Problem to work on: Give the number of lines in the listing that hold the word "iste". Write nothing but that number.

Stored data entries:
>>

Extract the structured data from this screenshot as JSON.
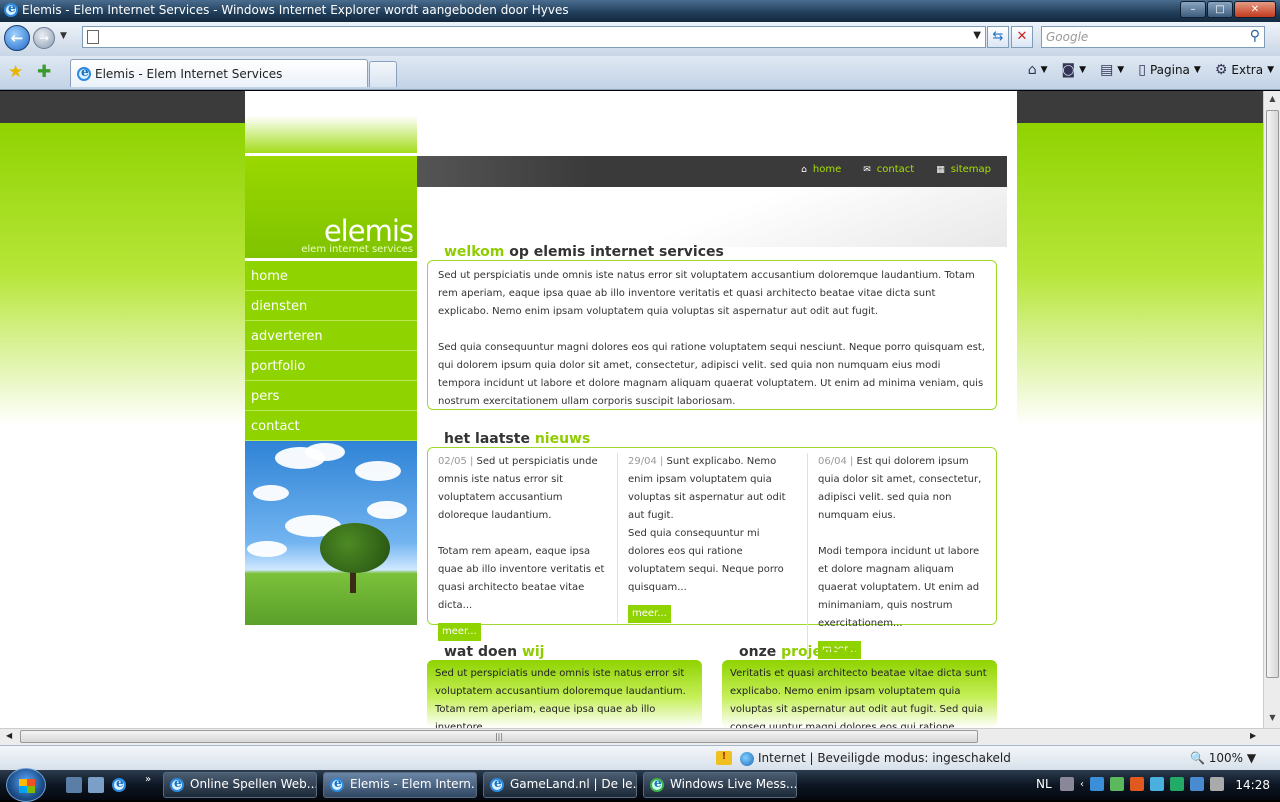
{
  "window": {
    "title": "Elemis - Elem Internet Services - Windows Internet Explorer wordt aangeboden door Hyves",
    "controls": {
      "minimize": "–",
      "maximize": "□",
      "close": "✕"
    }
  },
  "navbar": {
    "address_value": "",
    "search_placeholder": "Google",
    "back_glyph": "←",
    "forward_glyph": "→",
    "refresh_glyph": "⇆",
    "stop_glyph": "✕"
  },
  "tabbar": {
    "active_tab": "Elemis - Elem Internet Services",
    "page_label": "Pagina",
    "extra_label": "Extra"
  },
  "site": {
    "brand": "elemis",
    "tagline": "elem internet services",
    "sidenav": [
      "home",
      "diensten",
      "adverteren",
      "portfolio",
      "pers",
      "contact"
    ],
    "topnav": [
      {
        "icon": "⌂",
        "label": "home"
      },
      {
        "icon": "✉",
        "label": "contact"
      },
      {
        "icon": "▦",
        "label": "sitemap"
      }
    ],
    "welcome": {
      "title_green": "welkom",
      "title_rest": " op elemis internet services",
      "p1": "Sed ut perspiciatis unde omnis iste natus error sit voluptatem accusantium doloremque laudantium. Totam rem aperiam, eaque ipsa quae ab illo inventore veritatis et quasi architecto beatae vitae dicta sunt explicabo. Nemo enim ipsam voluptatem quia voluptas sit aspernatur aut odit aut fugit.",
      "p2": "Sed quia consequuntur magni dolores eos qui ratione voluptatem sequi nesciunt. Neque porro quisquam est, qui dolorem ipsum quia dolor sit amet, consectetur, adipisci velit. sed quia non numquam eius modi tempora incidunt ut labore et dolore magnam aliquam quaerat voluptatem. Ut enim ad minima veniam, quis nostrum exercitationem ullam corporis suscipit laboriosam."
    },
    "news": {
      "title_rest": "het laatste ",
      "title_green": "nieuws",
      "more": "meer...",
      "items": [
        {
          "date": "02/05 |",
          "p1": " Sed ut perspiciatis unde omnis iste natus error sit voluptatem accusantium doloreque laudantium.",
          "p2": "Totam rem apeam, eaque ipsa quae ab illo inventore veritatis et quasi architecto beatae vitae dicta..."
        },
        {
          "date": "29/04 |",
          "p1": " Sunt explicabo. Nemo enim ipsam voluptatem quia voluptas sit aspernatur aut odit aut fugit.",
          "p2": "Sed quia consequuntur mi dolores eos qui ratione voluptatem sequi. Neque porro quisquam..."
        },
        {
          "date": "06/04 |",
          "p1": " Est qui dolorem ipsum quia dolor sit amet, consectetur, adipisci velit. sed quia non numquam eius.",
          "p2": "Modi tempora incidunt ut labore et dolore magnam aliquam quaerat voluptatem. Ut enim ad minimaniam, quis nostrum exercitationem..."
        }
      ]
    },
    "wat_doen": {
      "title_rest": "wat doen ",
      "title_green": "wij",
      "text": "Sed ut perspiciatis unde omnis iste natus error sit voluptatem accusantium doloremque laudantium. Totam rem aperiam, eaque ipsa quae ab illo inventore."
    },
    "projecten": {
      "title_rest": "onze ",
      "title_green": "projecten",
      "text": "Veritatis et quasi architecto beatae vitae dicta sunt explicabo. Nemo enim ipsam voluptatem quia voluptas sit aspernatur aut odit aut fugit. Sed quia conseq uuntur magni dolores eos qui ratione"
    }
  },
  "status": {
    "zone": "Internet | Beveiligde modus: ingeschakeld",
    "zoom": "100%"
  },
  "taskbar": {
    "buttons": [
      "Online Spellen Web...",
      "Elemis - Elem Intern...",
      "GameLand.nl | De le...",
      "Windows Live Mess..."
    ],
    "language": "NL",
    "clock": "14:28"
  },
  "colors": {
    "accent": "#8fd300",
    "dark_band": "#3b3b3b"
  }
}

<<

Result for this task: 3